→ Given request:
Read the lines below. Copy out any that hold the string "LoginController".

-- Begin Supplied material --

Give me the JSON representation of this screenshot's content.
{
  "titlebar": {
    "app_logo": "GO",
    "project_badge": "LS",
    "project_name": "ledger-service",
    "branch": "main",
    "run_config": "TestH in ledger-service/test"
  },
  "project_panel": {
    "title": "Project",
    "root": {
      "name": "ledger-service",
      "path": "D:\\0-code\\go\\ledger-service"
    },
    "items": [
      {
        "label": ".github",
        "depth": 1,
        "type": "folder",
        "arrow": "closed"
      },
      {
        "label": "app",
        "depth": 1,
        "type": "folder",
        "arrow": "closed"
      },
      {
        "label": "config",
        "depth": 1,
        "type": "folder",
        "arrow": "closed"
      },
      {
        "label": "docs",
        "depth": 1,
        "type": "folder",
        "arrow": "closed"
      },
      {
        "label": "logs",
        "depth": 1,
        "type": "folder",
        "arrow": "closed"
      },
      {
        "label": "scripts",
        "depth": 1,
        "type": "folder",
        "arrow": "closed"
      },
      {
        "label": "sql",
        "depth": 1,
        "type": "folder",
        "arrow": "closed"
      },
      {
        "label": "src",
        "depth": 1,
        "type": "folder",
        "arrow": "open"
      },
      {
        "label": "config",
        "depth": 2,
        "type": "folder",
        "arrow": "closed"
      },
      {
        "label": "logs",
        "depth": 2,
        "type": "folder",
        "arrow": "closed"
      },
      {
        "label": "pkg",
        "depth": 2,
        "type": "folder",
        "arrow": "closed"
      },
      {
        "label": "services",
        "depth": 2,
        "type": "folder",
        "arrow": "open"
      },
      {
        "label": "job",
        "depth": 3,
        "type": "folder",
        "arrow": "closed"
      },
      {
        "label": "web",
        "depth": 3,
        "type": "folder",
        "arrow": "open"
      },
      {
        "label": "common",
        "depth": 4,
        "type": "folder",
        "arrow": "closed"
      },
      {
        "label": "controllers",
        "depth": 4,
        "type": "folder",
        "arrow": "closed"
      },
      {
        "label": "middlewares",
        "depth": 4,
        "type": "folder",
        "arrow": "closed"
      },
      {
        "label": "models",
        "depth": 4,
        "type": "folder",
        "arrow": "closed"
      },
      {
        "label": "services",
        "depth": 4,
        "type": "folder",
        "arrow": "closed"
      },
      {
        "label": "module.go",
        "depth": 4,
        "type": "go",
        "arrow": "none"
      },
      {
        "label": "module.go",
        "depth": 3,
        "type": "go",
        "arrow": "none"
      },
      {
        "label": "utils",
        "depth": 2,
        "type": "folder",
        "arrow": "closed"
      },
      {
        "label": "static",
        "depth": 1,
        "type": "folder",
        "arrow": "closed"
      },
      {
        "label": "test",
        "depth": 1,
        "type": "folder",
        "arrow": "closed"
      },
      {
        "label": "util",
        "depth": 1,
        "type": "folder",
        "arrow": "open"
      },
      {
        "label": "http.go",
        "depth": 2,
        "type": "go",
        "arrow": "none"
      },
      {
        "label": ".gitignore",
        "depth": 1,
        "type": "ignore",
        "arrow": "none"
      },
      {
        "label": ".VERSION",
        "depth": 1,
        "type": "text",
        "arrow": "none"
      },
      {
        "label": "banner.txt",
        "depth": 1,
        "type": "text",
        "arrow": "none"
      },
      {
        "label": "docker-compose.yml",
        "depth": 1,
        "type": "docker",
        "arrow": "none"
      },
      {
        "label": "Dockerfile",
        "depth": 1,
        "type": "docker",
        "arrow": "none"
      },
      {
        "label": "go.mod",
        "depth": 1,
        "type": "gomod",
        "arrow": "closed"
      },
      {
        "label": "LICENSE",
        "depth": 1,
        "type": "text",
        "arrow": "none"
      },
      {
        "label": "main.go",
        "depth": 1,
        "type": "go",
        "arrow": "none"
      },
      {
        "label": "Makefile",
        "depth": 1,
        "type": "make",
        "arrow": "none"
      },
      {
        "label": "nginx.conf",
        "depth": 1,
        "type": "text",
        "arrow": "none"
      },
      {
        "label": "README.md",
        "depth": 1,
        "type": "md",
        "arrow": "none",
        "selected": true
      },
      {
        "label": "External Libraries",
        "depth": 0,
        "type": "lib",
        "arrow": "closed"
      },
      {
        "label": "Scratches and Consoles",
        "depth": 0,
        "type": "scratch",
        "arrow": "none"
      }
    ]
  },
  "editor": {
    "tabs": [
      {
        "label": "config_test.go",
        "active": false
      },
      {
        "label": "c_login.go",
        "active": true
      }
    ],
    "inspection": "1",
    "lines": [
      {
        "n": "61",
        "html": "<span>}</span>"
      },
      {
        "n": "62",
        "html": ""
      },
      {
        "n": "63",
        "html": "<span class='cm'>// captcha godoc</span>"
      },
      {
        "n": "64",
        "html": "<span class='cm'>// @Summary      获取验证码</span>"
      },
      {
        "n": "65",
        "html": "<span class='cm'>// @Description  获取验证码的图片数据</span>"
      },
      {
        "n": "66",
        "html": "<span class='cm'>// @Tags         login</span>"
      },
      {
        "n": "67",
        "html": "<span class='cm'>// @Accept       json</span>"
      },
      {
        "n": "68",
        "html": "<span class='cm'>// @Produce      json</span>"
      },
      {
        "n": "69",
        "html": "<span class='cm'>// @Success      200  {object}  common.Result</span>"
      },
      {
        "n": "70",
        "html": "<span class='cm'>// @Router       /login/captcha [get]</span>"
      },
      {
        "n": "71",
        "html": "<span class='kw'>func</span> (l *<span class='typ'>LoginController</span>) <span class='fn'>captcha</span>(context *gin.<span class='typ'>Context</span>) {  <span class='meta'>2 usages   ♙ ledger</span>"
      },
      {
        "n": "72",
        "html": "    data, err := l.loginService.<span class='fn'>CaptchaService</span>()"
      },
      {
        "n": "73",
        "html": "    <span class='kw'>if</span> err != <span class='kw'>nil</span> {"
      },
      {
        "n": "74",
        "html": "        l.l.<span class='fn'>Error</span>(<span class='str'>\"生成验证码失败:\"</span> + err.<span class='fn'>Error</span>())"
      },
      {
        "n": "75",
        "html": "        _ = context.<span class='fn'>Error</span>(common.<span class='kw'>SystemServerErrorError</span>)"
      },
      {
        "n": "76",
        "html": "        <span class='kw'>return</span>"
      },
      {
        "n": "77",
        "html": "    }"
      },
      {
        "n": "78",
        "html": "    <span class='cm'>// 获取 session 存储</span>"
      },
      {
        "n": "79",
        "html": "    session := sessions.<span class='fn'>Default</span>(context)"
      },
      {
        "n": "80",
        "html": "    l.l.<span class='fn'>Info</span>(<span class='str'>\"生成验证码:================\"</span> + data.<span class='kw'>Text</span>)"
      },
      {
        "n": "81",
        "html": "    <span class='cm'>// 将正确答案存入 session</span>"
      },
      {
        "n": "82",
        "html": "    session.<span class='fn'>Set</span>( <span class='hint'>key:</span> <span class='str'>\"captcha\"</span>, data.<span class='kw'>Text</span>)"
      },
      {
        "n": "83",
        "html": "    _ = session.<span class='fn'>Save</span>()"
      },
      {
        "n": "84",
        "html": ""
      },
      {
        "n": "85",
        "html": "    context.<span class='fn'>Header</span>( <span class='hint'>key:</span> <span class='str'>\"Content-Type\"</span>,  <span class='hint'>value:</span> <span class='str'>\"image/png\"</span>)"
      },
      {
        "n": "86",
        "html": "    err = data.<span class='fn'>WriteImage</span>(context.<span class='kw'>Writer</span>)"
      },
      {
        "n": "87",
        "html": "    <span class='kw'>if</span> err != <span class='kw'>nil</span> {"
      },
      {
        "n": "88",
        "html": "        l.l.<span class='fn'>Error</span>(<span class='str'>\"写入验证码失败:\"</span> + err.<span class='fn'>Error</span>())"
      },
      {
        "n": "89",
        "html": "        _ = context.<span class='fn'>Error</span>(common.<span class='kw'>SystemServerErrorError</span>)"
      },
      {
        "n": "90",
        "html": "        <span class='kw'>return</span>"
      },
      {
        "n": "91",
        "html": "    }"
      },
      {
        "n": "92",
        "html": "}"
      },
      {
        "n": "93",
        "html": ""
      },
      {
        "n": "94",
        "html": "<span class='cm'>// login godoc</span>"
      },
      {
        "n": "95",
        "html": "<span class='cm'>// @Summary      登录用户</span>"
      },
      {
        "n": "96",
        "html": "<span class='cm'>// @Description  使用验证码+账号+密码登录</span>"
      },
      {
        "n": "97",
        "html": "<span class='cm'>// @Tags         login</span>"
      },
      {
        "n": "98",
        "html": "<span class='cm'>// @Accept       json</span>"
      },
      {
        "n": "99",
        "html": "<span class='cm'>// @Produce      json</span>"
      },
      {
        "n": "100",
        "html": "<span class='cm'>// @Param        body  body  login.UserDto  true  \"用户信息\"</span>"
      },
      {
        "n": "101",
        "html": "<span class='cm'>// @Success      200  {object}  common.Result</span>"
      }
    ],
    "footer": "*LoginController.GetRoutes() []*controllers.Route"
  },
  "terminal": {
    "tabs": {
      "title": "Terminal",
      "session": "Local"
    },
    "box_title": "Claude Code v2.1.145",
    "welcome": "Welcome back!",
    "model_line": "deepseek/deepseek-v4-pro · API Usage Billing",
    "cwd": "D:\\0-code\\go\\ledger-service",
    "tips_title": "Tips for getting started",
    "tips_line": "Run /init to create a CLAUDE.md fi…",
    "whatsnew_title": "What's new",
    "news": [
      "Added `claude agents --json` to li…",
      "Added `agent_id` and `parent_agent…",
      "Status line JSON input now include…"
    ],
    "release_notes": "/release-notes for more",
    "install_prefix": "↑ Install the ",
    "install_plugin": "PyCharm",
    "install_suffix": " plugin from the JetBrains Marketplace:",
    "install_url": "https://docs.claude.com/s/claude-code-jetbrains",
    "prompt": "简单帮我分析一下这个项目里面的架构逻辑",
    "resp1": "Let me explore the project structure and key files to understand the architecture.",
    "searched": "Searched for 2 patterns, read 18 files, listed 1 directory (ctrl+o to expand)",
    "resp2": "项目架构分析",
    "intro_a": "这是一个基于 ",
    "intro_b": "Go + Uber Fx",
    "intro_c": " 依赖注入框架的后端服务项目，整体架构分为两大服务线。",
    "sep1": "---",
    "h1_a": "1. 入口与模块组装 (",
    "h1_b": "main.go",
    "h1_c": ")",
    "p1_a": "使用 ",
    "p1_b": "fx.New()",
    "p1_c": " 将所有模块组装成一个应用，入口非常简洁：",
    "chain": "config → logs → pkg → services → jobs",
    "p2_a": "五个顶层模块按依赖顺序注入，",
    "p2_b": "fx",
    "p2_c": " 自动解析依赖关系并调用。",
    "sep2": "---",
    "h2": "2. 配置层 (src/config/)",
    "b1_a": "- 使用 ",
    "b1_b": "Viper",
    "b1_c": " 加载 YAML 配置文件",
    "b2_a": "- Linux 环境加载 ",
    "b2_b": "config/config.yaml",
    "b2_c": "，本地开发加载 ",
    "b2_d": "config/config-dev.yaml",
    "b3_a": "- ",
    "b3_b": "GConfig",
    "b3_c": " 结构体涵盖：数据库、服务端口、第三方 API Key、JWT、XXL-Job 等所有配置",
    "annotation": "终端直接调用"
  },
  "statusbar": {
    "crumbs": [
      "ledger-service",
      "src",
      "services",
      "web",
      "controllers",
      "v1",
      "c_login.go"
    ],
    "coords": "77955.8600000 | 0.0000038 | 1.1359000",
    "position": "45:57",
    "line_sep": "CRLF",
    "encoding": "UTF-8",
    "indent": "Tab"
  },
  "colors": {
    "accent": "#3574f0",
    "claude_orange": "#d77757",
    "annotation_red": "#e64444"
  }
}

-- End Supplied material --

→ Solved exercise:
        "html": "<span class='kw'>func</span> (l *<span class='typ'>LoginController</span>) <span class='fn'>captcha</span>(context *gin.<span class='typ'>Context</span>) {  <span class='meta'>2 usages   ♙ ledger</span>"
    "footer": "*LoginController.GetRoutes() []*controllers.Route"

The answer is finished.